SET PROBLEM
All of the records below need to be copied exactly.

EXCERPTED DATA
.....

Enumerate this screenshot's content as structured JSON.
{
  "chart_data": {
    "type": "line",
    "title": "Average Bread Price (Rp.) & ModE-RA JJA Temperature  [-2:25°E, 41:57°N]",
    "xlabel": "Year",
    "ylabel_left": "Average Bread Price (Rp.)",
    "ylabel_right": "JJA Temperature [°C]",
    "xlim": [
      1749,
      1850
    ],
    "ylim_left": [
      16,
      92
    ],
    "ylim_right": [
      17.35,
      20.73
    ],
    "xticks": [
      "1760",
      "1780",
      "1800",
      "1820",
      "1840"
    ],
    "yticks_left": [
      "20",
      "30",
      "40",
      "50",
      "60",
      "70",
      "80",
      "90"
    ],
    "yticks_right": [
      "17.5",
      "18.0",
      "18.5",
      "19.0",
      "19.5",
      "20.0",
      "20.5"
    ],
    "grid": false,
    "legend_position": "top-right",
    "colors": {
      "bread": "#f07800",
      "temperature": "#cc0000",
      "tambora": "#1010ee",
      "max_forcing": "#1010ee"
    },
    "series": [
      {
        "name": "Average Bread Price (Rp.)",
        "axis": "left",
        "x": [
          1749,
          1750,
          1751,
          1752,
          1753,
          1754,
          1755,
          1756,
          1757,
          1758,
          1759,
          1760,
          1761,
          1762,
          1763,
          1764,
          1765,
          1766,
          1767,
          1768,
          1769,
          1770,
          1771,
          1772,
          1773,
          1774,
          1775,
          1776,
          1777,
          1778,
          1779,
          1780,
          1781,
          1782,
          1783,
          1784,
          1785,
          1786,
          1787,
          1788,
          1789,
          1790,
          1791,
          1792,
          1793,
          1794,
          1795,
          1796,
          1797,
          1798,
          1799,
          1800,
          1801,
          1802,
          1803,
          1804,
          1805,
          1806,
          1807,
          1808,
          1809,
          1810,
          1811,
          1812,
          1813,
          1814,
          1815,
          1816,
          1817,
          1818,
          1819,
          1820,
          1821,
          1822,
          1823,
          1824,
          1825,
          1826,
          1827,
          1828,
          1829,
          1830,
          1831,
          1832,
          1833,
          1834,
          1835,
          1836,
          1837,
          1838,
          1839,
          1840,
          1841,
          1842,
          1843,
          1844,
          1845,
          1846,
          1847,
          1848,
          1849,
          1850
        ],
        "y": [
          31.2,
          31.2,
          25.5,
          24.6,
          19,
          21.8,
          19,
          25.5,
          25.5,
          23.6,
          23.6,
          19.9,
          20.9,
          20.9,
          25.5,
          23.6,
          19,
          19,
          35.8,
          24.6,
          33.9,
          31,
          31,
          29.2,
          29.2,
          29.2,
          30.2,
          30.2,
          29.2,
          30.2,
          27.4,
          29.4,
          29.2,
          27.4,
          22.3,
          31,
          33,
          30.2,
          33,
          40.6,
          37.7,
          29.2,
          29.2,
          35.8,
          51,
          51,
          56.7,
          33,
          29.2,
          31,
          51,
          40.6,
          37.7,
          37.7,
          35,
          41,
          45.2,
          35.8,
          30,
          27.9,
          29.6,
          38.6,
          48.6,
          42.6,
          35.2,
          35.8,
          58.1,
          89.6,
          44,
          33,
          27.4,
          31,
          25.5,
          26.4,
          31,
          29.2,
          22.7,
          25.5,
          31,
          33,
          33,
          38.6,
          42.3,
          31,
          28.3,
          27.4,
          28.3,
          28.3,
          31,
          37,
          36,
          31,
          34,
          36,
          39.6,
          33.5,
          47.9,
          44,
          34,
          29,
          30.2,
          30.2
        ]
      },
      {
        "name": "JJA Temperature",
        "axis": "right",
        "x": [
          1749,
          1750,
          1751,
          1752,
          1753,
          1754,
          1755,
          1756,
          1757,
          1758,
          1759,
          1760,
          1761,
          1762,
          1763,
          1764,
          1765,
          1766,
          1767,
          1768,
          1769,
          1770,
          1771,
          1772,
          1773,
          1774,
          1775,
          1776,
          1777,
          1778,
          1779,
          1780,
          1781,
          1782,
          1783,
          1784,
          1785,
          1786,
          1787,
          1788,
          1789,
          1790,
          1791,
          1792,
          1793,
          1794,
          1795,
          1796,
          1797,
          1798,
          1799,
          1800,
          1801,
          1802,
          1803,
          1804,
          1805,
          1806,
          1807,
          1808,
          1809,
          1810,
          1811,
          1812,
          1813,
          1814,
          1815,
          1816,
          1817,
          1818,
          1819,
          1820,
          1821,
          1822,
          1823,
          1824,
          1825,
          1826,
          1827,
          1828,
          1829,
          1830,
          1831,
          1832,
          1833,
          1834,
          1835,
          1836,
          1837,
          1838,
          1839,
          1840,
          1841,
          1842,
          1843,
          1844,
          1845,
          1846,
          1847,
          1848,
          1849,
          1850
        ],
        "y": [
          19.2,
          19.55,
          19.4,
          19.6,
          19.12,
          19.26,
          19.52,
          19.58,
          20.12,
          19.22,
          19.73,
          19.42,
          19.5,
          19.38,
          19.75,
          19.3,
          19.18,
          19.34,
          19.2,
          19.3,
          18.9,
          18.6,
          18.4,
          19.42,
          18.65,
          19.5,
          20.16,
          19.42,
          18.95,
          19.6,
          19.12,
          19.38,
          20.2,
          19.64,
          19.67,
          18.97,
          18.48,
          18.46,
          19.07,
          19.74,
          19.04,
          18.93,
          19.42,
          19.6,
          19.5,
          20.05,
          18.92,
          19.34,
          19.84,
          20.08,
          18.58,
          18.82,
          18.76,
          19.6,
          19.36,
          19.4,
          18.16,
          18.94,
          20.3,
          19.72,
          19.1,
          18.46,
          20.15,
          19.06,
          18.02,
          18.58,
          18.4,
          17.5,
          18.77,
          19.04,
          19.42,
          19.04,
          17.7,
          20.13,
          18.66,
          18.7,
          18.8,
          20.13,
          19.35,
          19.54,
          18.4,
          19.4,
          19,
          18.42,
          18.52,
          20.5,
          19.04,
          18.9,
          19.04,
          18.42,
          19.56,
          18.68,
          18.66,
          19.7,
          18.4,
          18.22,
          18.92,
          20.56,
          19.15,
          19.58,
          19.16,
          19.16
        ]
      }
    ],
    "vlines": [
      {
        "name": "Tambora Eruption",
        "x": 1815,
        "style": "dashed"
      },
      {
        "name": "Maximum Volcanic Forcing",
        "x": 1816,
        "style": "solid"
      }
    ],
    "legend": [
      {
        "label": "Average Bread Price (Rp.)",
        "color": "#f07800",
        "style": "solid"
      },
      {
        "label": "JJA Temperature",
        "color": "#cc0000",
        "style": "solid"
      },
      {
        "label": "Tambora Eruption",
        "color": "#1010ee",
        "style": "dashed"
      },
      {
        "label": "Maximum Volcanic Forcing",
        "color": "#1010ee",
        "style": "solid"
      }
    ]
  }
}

.....

EXERCISE ANSWER
Enumerate this screenshot's content as structured JSON.
{
  "chart_data": {
    "type": "line",
    "title": "Average Bread Price (Rp.) & ModE-RA JJA Temperature  [-2:25°E, 41:57°N]",
    "xlabel": "Year",
    "ylabel_left": "Average Bread Price (Rp.)",
    "ylabel_right": "JJA Temperature [°C]",
    "xlim": [
      1749,
      1850
    ],
    "ylim_left": [
      16,
      92
    ],
    "ylim_right": [
      17.35,
      20.73
    ],
    "xticks": [
      "1760",
      "1780",
      "1800",
      "1820",
      "1840"
    ],
    "yticks_left": [
      "20",
      "30",
      "40",
      "50",
      "60",
      "70",
      "80",
      "90"
    ],
    "yticks_right": [
      "17.5",
      "18.0",
      "18.5",
      "19.0",
      "19.5",
      "20.0",
      "20.5"
    ],
    "grid": false,
    "legend_position": "top-right",
    "colors": {
      "bread": "#f07800",
      "temperature": "#cc0000",
      "tambora": "#1010ee",
      "max_forcing": "#1010ee"
    },
    "series": [
      {
        "name": "Average Bread Price (Rp.)",
        "axis": "left",
        "x": [
          1749,
          1750,
          1751,
          1752,
          1753,
          1754,
          1755,
          1756,
          1757,
          1758,
          1759,
          1760,
          1761,
          1762,
          1763,
          1764,
          1765,
          1766,
          1767,
          1768,
          1769,
          1770,
          1771,
          1772,
          1773,
          1774,
          1775,
          1776,
          1777,
          1778,
          1779,
          1780,
          1781,
          1782,
          1783,
          1784,
          1785,
          1786,
          1787,
          1788,
          1789,
          1790,
          1791,
          1792,
          1793,
          1794,
          1795,
          1796,
          1797,
          1798,
          1799,
          1800,
          1801,
          1802,
          1803,
          1804,
          1805,
          1806,
          1807,
          1808,
          1809,
          1810,
          1811,
          1812,
          1813,
          1814,
          1815,
          1816,
          1817,
          1818,
          1819,
          1820,
          1821,
          1822,
          1823,
          1824,
          1825,
          1826,
          1827,
          1828,
          1829,
          1830,
          1831,
          1832,
          1833,
          1834,
          1835,
          1836,
          1837,
          1838,
          1839,
          1840,
          1841,
          1842,
          1843,
          1844,
          1845,
          1846,
          1847,
          1848,
          1849,
          1850
        ],
        "y": [
          31.2,
          31.2,
          25.5,
          24.6,
          19,
          21.8,
          19,
          25.5,
          25.5,
          23.6,
          23.6,
          19.9,
          20.9,
          20.9,
          25.5,
          23.6,
          19,
          19,
          35.8,
          24.6,
          33.9,
          31,
          31,
          29.2,
          29.2,
          29.2,
          30.2,
          30.2,
          29.2,
          30.2,
          27.4,
          29.4,
          29.2,
          27.4,
          22.3,
          31,
          33,
          30.2,
          33,
          40.6,
          37.7,
          29.2,
          29.2,
          35.8,
          51,
          51,
          56.7,
          33,
          29.2,
          31,
          51,
          40.6,
          37.7,
          37.7,
          35,
          41,
          45.2,
          35.8,
          30,
          27.9,
          29.6,
          38.6,
          48.6,
          42.6,
          35.2,
          35.8,
          58.1,
          89.6,
          44,
          33,
          27.4,
          31,
          25.5,
          26.4,
          31,
          29.2,
          22.7,
          25.5,
          31,
          33,
          33,
          38.6,
          42.3,
          31,
          28.3,
          27.4,
          28.3,
          28.3,
          31,
          37,
          36,
          31,
          34,
          36,
          39.6,
          33.5,
          47.9,
          44,
          34,
          29,
          30.2,
          30.2
        ]
      },
      {
        "name": "JJA Temperature",
        "axis": "right",
        "x": [
          1749,
          1750,
          1751,
          1752,
          1753,
          1754,
          1755,
          1756,
          1757,
          1758,
          1759,
          1760,
          1761,
          1762,
          1763,
          1764,
          1765,
          1766,
          1767,
          1768,
          1769,
          1770,
          1771,
          1772,
          1773,
          1774,
          1775,
          1776,
          1777,
          1778,
          1779,
          1780,
          1781,
          1782,
          1783,
          1784,
          1785,
          1786,
          1787,
          1788,
          1789,
          1790,
          1791,
          1792,
          1793,
          1794,
          1795,
          1796,
          1797,
          1798,
          1799,
          1800,
          1801,
          1802,
          1803,
          1804,
          1805,
          1806,
          1807,
          1808,
          1809,
          1810,
          1811,
          1812,
          1813,
          1814,
          1815,
          1816,
          1817,
          1818,
          1819,
          1820,
          1821,
          1822,
          1823,
          1824,
          1825,
          1826,
          1827,
          1828,
          1829,
          1830,
          1831,
          1832,
          1833,
          1834,
          1835,
          1836,
          1837,
          1838,
          1839,
          1840,
          1841,
          1842,
          1843,
          1844,
          1845,
          1846,
          1847,
          1848,
          1849,
          1850
        ],
        "y": [
          19.2,
          19.55,
          19.4,
          19.6,
          19.12,
          19.26,
          19.52,
          19.58,
          20.12,
          19.22,
          19.73,
          19.42,
          19.5,
          19.38,
          19.75,
          19.3,
          19.18,
          19.34,
          19.2,
          19.3,
          18.9,
          18.6,
          18.4,
          19.42,
          18.65,
          19.5,
          20.16,
          19.42,
          18.95,
          19.6,
          19.12,
          19.38,
          20.2,
          19.64,
          19.67,
          18.97,
          18.48,
          18.46,
          19.07,
          19.74,
          19.04,
          18.93,
          19.42,
          19.6,
          19.5,
          20.05,
          18.92,
          19.34,
          19.84,
          20.08,
          18.58,
          18.82,
          18.76,
          19.6,
          19.36,
          19.4,
          18.16,
          18.94,
          20.3,
          19.72,
          19.1,
          18.46,
          20.15,
          19.06,
          18.02,
          18.58,
          18.4,
          17.5,
          18.77,
          19.04,
          19.42,
          19.04,
          17.7,
          20.13,
          18.66,
          18.7,
          18.8,
          20.13,
          19.35,
          19.54,
          18.4,
          19.4,
          19,
          18.42,
          18.52,
          20.5,
          19.04,
          18.9,
          19.04,
          18.42,
          19.56,
          18.68,
          18.66,
          19.7,
          18.4,
          18.22,
          18.92,
          20.56,
          19.15,
          19.58,
          19.16,
          19.16
        ]
      }
    ],
    "vlines": [
      {
        "name": "Tambora Eruption",
        "x": 1815,
        "style": "dashed"
      },
      {
        "name": "Maximum Volcanic Forcing",
        "x": 1816,
        "style": "solid"
      }
    ],
    "legend": [
      {
        "label": "Average Bread Price (Rp.)",
        "color": "#f07800",
        "style": "solid"
      },
      {
        "label": "JJA Temperature",
        "color": "#cc0000",
        "style": "solid"
      },
      {
        "label": "Tambora Eruption",
        "color": "#1010ee",
        "style": "dashed"
      },
      {
        "label": "Maximum Volcanic Forcing",
        "color": "#1010ee",
        "style": "solid"
      }
    ]
  }
}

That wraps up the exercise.